Stated exercise – Look through the material below. Copy every line with the string "печи" in it.

Data lines –
┏━━
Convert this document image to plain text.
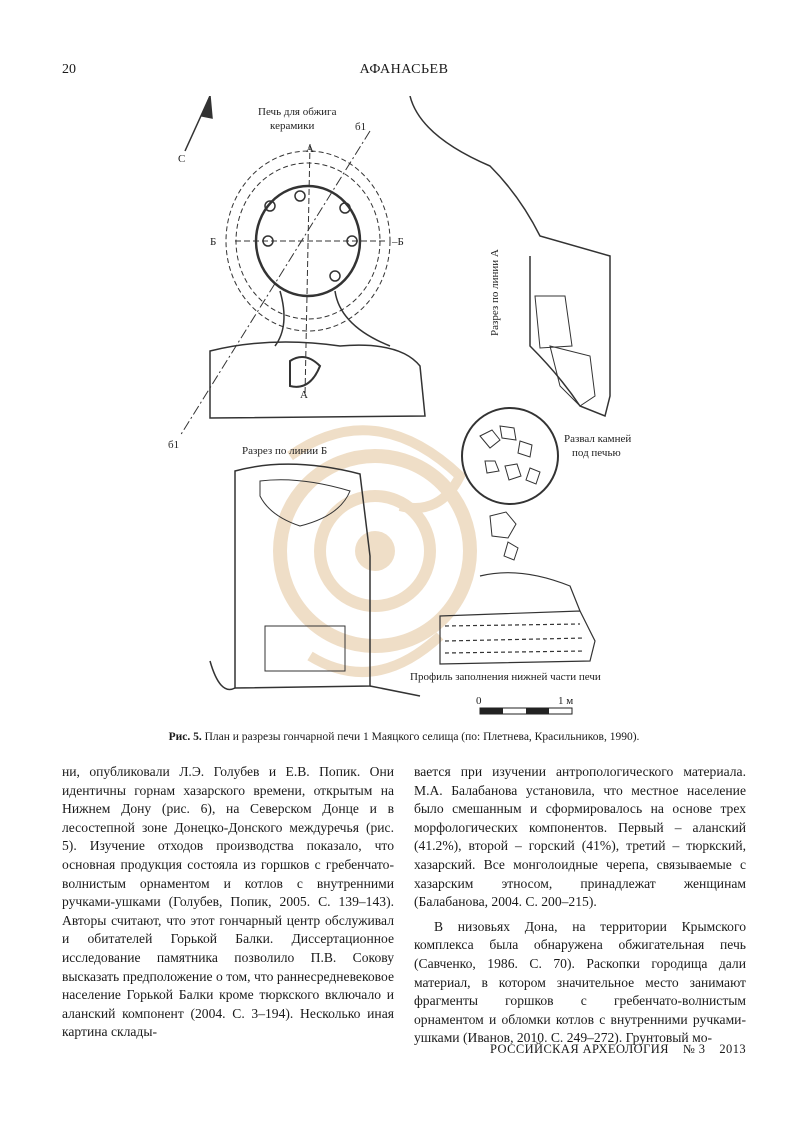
20	АФАНАСЬЕВ
Печь для обжига
керамики
С
А
А
Б	–Б
б1
б1
Разрез по линии А
Разрез по линии Б
Развал камней
под печью
Профиль заполнения нижней части печи
0	1 м
Рис. 5. План и разрезы гончарной печи 1 Маяцкого селища (по: Плетнева, Красильников, 1990).

ни, опубликовали Л.Э. Голубев и Е.В. Попик. Они идентичны горнам хазарского времени, открытым на Нижнем Дону (рис. 6), на Северском Донце и в лесостепной зоне Донецко-Донского междуречья (рис. 5). Изучение отходов производства показало, что основная продукция состояла из горшков с гребенчато-волнистым орнаментом и котлов с внутренними ручками-ушками (Голубев, Попик, 2005. С. 139–143). Авторы считают, что этот гончарный центр обслуживал и обитателей Горькой Балки. Диссертационное исследование памятника позволило П.В. Сокову высказать предположение о том, что раннесредневековое население Горькой Балки кроме тюркского включало и аланский компонент (2004. С. 3–194). Несколько иная картина склады-

вается при изучении антропологического материала. М.А. Балабанова установила, что местное население было смешанным и сформировалось на основе трех морфологических компонентов. Первый – аланский (41.2%), второй – горский (41%), третий – тюркский, хазарский. Все монголоидные черепа, связываемые с хазарским этносом, принадлежат женщинам (Балабанова, 2004. С. 200–215).

В низовьях Дона, на территории Крымского комплекса была обнаружена обжигательная печь (Савченко, 1986. С. 70). Раскопки городища дали материал, в котором значительное место занимают фрагменты горшков с гребенчато-волнистым орнаментом и обломки котлов с внутренними ручками-ушками (Иванов, 2010. С. 249–272). Грунтовый мо-

РОССИЙСКАЯ АРХЕОЛОГИЯ № 3 2013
┗━━
Output below –
Профиль заполнения нижней части печи
Рис. 5. План и разрезы гончарной печи 1 Маяцкого селища (по: Плетнева, Красильников, 1990).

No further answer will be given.